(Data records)

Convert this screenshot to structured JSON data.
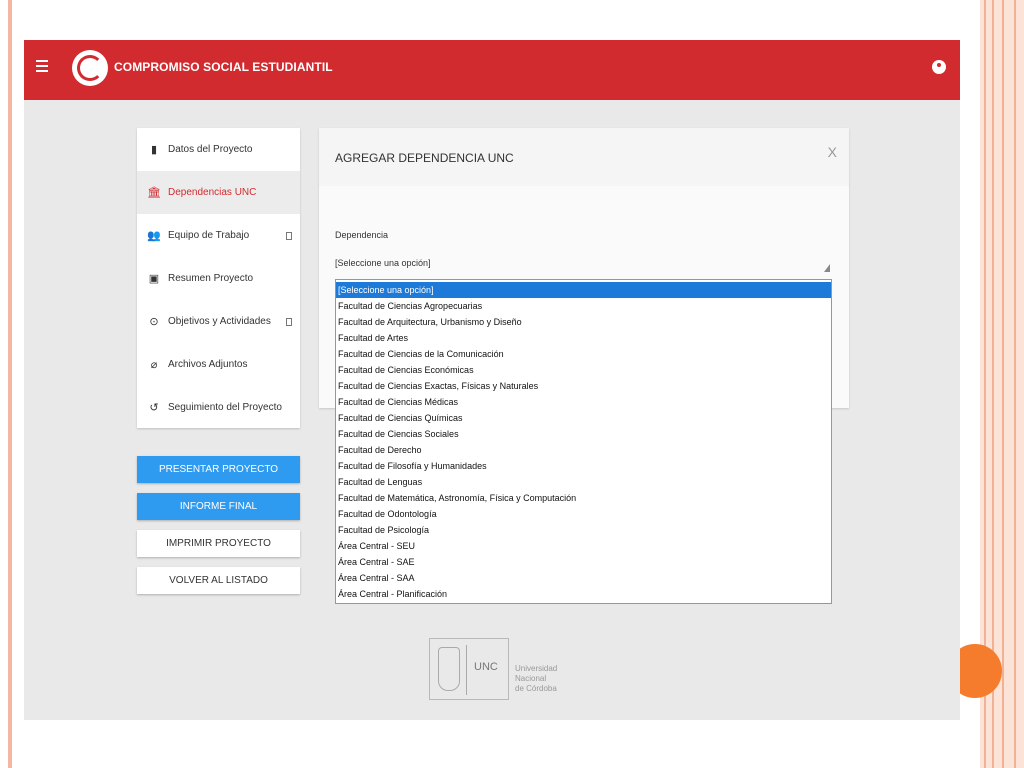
{
  "header": {
    "app_title": "COMPROMISO SOCIAL ESTUDIANTIL",
    "accent_color": "#d12a2f"
  },
  "sidebar": {
    "items": [
      {
        "label": "Datos del Proyecto",
        "icon": "document-icon"
      },
      {
        "label": "Dependencias UNC",
        "icon": "institution-icon",
        "active": true
      },
      {
        "label": "Equipo de Trabajo",
        "icon": "people-icon"
      },
      {
        "label": "Resumen Proyecto",
        "icon": "clipboard-icon"
      },
      {
        "label": "Objetivos y Actividades",
        "icon": "target-icon"
      },
      {
        "label": "Archivos Adjuntos",
        "icon": "paperclip-icon"
      },
      {
        "label": "Seguimiento del Proyecto",
        "icon": "history-icon"
      }
    ]
  },
  "actions": {
    "presentar": "PRESENTAR PROYECTO",
    "informe": "INFORME FINAL",
    "imprimir": "IMPRIMIR PROYECTO",
    "volver": "VOLVER AL LISTADO",
    "primary_color": "#2f9bf0"
  },
  "modal": {
    "title": "AGREGAR DEPENDENCIA UNC",
    "close": "X",
    "field_label": "Dependencia",
    "selected_value": "[Seleccione una opción]"
  },
  "dropdown": {
    "options": [
      "[Seleccione una opción]",
      "Facultad de Ciencias Agropecuarias",
      "Facultad de Arquitectura, Urbanismo y Diseño",
      "Facultad de Artes",
      "Facultad de Ciencias de la Comunicación",
      "Facultad de Ciencias Económicas",
      "Facultad de Ciencias Exactas, Físicas y Naturales",
      "Facultad de Ciencias Médicas",
      "Facultad de Ciencias Químicas",
      "Facultad de Ciencias Sociales",
      "Facultad de Derecho",
      "Facultad de Filosofía y Humanidades",
      "Facultad de Lenguas",
      "Facultad de Matemática, Astronomía, Física y Computación",
      "Facultad de Odontología",
      "Facultad de Psicología",
      "Área Central - SEU",
      "Área Central - SAE",
      "Área Central - SAA",
      "Área Central - Planificación"
    ]
  },
  "footer": {
    "unc": "UNC",
    "line1": "Universidad",
    "line2": "Nacional",
    "line3": "de Córdoba"
  }
}
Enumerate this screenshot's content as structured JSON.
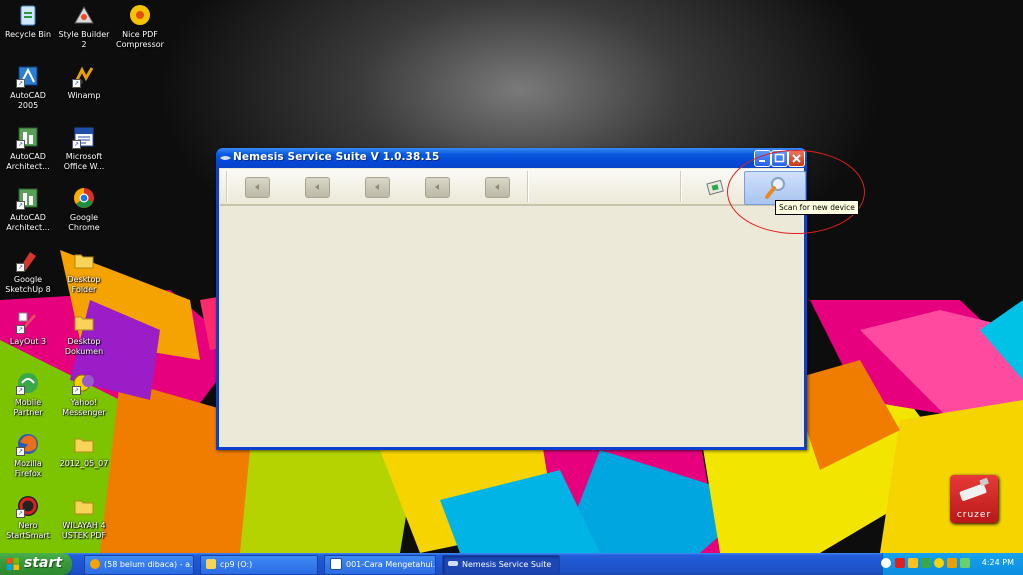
{
  "desktop": {
    "icons": [
      {
        "label": "Recycle Bin",
        "icon": "recycle-bin-icon"
      },
      {
        "label": "Style Builder 2",
        "icon": "style-builder-icon"
      },
      {
        "label": "Nice PDF Compressor",
        "icon": "pdf-compressor-icon"
      },
      {
        "label": "AutoCAD 2005",
        "icon": "autocad-icon"
      },
      {
        "label": "Winamp",
        "icon": "winamp-icon"
      },
      {
        "label": "AutoCAD Architect...",
        "icon": "autocad-architecture-icon"
      },
      {
        "label": "Microsoft Office W...",
        "icon": "word-icon"
      },
      {
        "label": "AutoCAD Architect...",
        "icon": "autocad-architecture-icon"
      },
      {
        "label": "Google Chrome",
        "icon": "chrome-icon"
      },
      {
        "label": "Google SketchUp 8",
        "icon": "sketchup-icon"
      },
      {
        "label": "Desktop Folder",
        "icon": "folder-icon"
      },
      {
        "label": "LayOut 3",
        "icon": "layout-icon"
      },
      {
        "label": "Desktop Dokumen",
        "icon": "folder-icon"
      },
      {
        "label": "Mobile Partner",
        "icon": "mobile-partner-icon"
      },
      {
        "label": "Yahoo! Messenger",
        "icon": "yahoo-messenger-icon"
      },
      {
        "label": "Mozilla Firefox",
        "icon": "firefox-icon"
      },
      {
        "label": "2012_05_07",
        "icon": "folder-icon"
      },
      {
        "label": "Nero StartSmart",
        "icon": "nero-icon"
      },
      {
        "label": "WILAYAH 4 USTEK PDF",
        "icon": "folder-icon"
      }
    ],
    "cruzer_label": "cruzer"
  },
  "window": {
    "title": "Nemesis Service Suite V 1.0.38.15",
    "tooltip": "Scan for new device"
  },
  "taskbar": {
    "start_label": "start",
    "tasks": [
      {
        "label": "(58 belum dibaca) - a...",
        "active": false
      },
      {
        "label": "cp9 (O:)",
        "active": false
      },
      {
        "label": "001-Cara Mengetahui...",
        "active": false
      },
      {
        "label": "Nemesis Service Suite",
        "active": true
      }
    ],
    "clock": "4:24 PM"
  },
  "colors": {
    "xp_blue": "#245edb",
    "start_green": "#3a9a3a",
    "window_face": "#ece9d8",
    "tooltip_bg": "#ffffe1",
    "annotation_red": "#e01e1e"
  }
}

* [TASK BRIEF]: Write out all the entries exactly, except for the pictures.

* [REPLY]:
Convert this screenshot to structured JSON data.
{
  "header": {
    "app_title": "COMPROMISO SOCIAL ESTUDIANTIL",
    "accent_color": "#d12a2f"
  },
  "sidebar": {
    "items": [
      {
        "label": "Datos del Proyecto",
        "icon": "document-icon"
      },
      {
        "label": "Dependencias UNC",
        "icon": "institution-icon",
        "active": true
      },
      {
        "label": "Equipo de Trabajo",
        "icon": "people-icon"
      },
      {
        "label": "Resumen Proyecto",
        "icon": "clipboard-icon"
      },
      {
        "label": "Objetivos y Actividades",
        "icon": "target-icon"
      },
      {
        "label": "Archivos Adjuntos",
        "icon": "paperclip-icon"
      },
      {
        "label": "Seguimiento del Proyecto",
        "icon": "history-icon"
      }
    ]
  },
  "actions": {
    "presentar": "PRESENTAR PROYECTO",
    "informe": "INFORME FINAL",
    "imprimir": "IMPRIMIR PROYECTO",
    "volver": "VOLVER AL LISTADO",
    "primary_color": "#2f9bf0"
  },
  "modal": {
    "title": "AGREGAR DEPENDENCIA UNC",
    "close": "X",
    "field_label": "Dependencia",
    "selected_value": "[Seleccione una opción]"
  },
  "dropdown": {
    "options": [
      "[Seleccione una opción]",
      "Facultad de Ciencias Agropecuarias",
      "Facultad de Arquitectura, Urbanismo y Diseño",
      "Facultad de Artes",
      "Facultad de Ciencias de la Comunicación",
      "Facultad de Ciencias Económicas",
      "Facultad de Ciencias Exactas, Físicas y Naturales",
      "Facultad de Ciencias Médicas",
      "Facultad de Ciencias Químicas",
      "Facultad de Ciencias Sociales",
      "Facultad de Derecho",
      "Facultad de Filosofía y Humanidades",
      "Facultad de Lenguas",
      "Facultad de Matemática, Astronomía, Física y Computación",
      "Facultad de Odontología",
      "Facultad de Psicología",
      "Área Central - SEU",
      "Área Central - SAE",
      "Área Central - SAA",
      "Área Central - Planificación"
    ]
  },
  "footer": {
    "unc": "UNC",
    "line1": "Universidad",
    "line2": "Nacional",
    "line3": "de Córdoba"
  }
}
Enumerate this screenshot's content as structured JSON.
{
  "desktop": {
    "icons": [
      {
        "label": "Recycle Bin",
        "icon": "recycle-bin-icon"
      },
      {
        "label": "Style Builder 2",
        "icon": "style-builder-icon"
      },
      {
        "label": "Nice PDF Compressor",
        "icon": "pdf-compressor-icon"
      },
      {
        "label": "AutoCAD 2005",
        "icon": "autocad-icon"
      },
      {
        "label": "Winamp",
        "icon": "winamp-icon"
      },
      {
        "label": "AutoCAD Architect...",
        "icon": "autocad-architecture-icon"
      },
      {
        "label": "Microsoft Office W...",
        "icon": "word-icon"
      },
      {
        "label": "AutoCAD Architect...",
        "icon": "autocad-architecture-icon"
      },
      {
        "label": "Google Chrome",
        "icon": "chrome-icon"
      },
      {
        "label": "Google SketchUp 8",
        "icon": "sketchup-icon"
      },
      {
        "label": "Desktop Folder",
        "icon": "folder-icon"
      },
      {
        "label": "LayOut 3",
        "icon": "layout-icon"
      },
      {
        "label": "Desktop Dokumen",
        "icon": "folder-icon"
      },
      {
        "label": "Mobile Partner",
        "icon": "mobile-partner-icon"
      },
      {
        "label": "Yahoo! Messenger",
        "icon": "yahoo-messenger-icon"
      },
      {
        "label": "Mozilla Firefox",
        "icon": "firefox-icon"
      },
      {
        "label": "2012_05_07",
        "icon": "folder-icon"
      },
      {
        "label": "Nero StartSmart",
        "icon": "nero-icon"
      },
      {
        "label": "WILAYAH 4 USTEK PDF",
        "icon": "folder-icon"
      }
    ],
    "cruzer_label": "cruzer"
  },
  "window": {
    "title": "Nemesis Service Suite V 1.0.38.15",
    "tooltip": "Scan for new device"
  },
  "taskbar": {
    "start_label": "start",
    "tasks": [
      {
        "label": "(58 belum dibaca) - a...",
        "active": false
      },
      {
        "label": "cp9 (O:)",
        "active": false
      },
      {
        "label": "001-Cara Mengetahui...",
        "active": false
      },
      {
        "label": "Nemesis Service Suite",
        "active": true
      }
    ],
    "clock": "4:24 PM"
  },
  "colors": {
    "xp_blue": "#245edb",
    "start_green": "#3a9a3a",
    "window_face": "#ece9d8",
    "tooltip_bg": "#ffffe1",
    "annotation_red": "#e01e1e"
  }
}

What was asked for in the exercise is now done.